EXERCISE TASK: Check every line of the data below for the string "this", and copy the ones that hold it.

[start of SUPPLIED ENTRIES]

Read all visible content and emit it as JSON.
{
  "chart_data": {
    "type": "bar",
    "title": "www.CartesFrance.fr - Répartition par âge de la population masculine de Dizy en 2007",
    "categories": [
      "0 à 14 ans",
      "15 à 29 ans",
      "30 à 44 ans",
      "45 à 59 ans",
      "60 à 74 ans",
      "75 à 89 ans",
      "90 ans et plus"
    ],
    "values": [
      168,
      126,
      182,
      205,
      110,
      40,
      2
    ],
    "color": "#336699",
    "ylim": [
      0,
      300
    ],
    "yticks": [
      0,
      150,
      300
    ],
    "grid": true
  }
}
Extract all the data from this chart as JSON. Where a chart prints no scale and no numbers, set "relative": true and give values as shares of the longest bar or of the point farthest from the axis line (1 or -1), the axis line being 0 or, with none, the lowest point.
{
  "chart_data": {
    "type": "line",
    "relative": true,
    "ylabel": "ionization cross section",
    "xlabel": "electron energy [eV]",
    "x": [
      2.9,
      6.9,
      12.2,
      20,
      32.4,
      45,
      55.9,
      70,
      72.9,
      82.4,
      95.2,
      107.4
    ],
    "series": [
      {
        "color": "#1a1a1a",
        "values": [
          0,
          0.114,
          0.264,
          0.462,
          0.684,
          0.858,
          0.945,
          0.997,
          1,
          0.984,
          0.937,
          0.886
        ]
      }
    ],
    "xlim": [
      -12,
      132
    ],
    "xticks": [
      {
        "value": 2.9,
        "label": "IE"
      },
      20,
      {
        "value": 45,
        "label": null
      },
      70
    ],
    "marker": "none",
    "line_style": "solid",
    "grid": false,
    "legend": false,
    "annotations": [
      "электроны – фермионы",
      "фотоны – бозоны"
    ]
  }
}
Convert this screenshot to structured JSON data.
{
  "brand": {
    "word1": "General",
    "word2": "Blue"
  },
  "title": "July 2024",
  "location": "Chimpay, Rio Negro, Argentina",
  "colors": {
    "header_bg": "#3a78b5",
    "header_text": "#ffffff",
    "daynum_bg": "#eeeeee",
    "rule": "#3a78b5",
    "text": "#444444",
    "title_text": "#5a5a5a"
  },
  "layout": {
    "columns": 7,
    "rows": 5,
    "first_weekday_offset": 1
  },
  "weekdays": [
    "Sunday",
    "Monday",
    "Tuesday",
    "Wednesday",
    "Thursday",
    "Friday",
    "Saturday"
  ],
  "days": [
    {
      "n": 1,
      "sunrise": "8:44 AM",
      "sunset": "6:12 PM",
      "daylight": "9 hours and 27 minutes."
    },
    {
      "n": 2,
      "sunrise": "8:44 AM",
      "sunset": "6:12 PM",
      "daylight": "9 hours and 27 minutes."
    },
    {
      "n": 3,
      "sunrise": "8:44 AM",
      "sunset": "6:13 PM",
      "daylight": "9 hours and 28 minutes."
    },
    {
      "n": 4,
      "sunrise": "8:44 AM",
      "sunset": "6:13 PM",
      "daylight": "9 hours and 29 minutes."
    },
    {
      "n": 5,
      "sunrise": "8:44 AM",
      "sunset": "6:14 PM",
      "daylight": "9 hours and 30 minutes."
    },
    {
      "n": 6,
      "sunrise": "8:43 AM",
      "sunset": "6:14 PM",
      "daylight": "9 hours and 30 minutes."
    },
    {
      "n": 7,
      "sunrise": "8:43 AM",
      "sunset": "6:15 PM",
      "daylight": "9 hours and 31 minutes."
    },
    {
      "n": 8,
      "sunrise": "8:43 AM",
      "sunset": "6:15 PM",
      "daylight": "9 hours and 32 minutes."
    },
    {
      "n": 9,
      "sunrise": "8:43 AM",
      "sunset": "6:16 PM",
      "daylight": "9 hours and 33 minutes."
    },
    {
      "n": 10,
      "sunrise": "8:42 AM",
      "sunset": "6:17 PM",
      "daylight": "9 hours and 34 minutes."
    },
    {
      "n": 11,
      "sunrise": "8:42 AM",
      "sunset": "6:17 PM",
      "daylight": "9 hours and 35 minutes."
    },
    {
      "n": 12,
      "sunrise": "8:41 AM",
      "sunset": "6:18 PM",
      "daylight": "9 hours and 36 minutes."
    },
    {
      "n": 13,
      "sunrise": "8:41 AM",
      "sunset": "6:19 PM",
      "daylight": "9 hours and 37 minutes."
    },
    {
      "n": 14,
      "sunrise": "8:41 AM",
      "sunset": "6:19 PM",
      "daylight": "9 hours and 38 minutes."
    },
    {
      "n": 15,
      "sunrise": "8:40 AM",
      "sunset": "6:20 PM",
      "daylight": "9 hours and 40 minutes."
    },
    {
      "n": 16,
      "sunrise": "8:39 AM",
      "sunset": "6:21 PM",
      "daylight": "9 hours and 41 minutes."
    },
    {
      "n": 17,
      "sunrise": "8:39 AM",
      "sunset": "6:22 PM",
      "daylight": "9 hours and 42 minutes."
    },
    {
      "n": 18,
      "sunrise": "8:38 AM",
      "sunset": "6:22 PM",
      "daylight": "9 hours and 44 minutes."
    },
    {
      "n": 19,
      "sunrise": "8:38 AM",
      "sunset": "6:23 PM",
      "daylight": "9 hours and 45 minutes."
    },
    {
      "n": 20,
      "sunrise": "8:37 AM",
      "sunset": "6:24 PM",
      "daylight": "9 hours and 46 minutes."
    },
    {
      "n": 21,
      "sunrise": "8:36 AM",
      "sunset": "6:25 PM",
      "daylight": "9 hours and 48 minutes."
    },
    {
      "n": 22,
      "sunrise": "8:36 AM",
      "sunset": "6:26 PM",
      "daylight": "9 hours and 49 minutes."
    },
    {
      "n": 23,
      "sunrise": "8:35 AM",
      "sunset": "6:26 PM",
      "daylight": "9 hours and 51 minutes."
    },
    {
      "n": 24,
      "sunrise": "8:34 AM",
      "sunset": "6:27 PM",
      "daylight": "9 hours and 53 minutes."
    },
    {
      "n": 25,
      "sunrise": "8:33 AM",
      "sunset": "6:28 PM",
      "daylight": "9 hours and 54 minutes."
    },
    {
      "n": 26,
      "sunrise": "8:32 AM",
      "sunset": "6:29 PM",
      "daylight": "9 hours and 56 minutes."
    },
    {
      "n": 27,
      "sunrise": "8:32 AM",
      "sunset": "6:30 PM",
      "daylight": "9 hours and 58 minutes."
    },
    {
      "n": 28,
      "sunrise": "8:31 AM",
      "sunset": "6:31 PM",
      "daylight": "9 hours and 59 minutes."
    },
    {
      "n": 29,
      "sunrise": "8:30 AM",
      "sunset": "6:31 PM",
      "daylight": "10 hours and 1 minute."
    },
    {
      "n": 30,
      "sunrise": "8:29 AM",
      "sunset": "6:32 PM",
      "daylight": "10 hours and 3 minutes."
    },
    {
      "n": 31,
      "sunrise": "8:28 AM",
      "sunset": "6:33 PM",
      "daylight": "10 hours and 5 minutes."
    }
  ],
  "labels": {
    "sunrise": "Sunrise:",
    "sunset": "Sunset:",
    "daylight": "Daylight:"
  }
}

[end of SUPPLIED ENTRIES]

EXPECTED ANSWER:
Extract all the data from this chart as JSON. Where a chart prints no scale and no numbers, set "relative": true and give values as shares of the longest bar or of the point farthest from the axis line (1 or -1), the axis line being 0 or, with none, the lowest point.
Convert this screenshot to structured JSON data.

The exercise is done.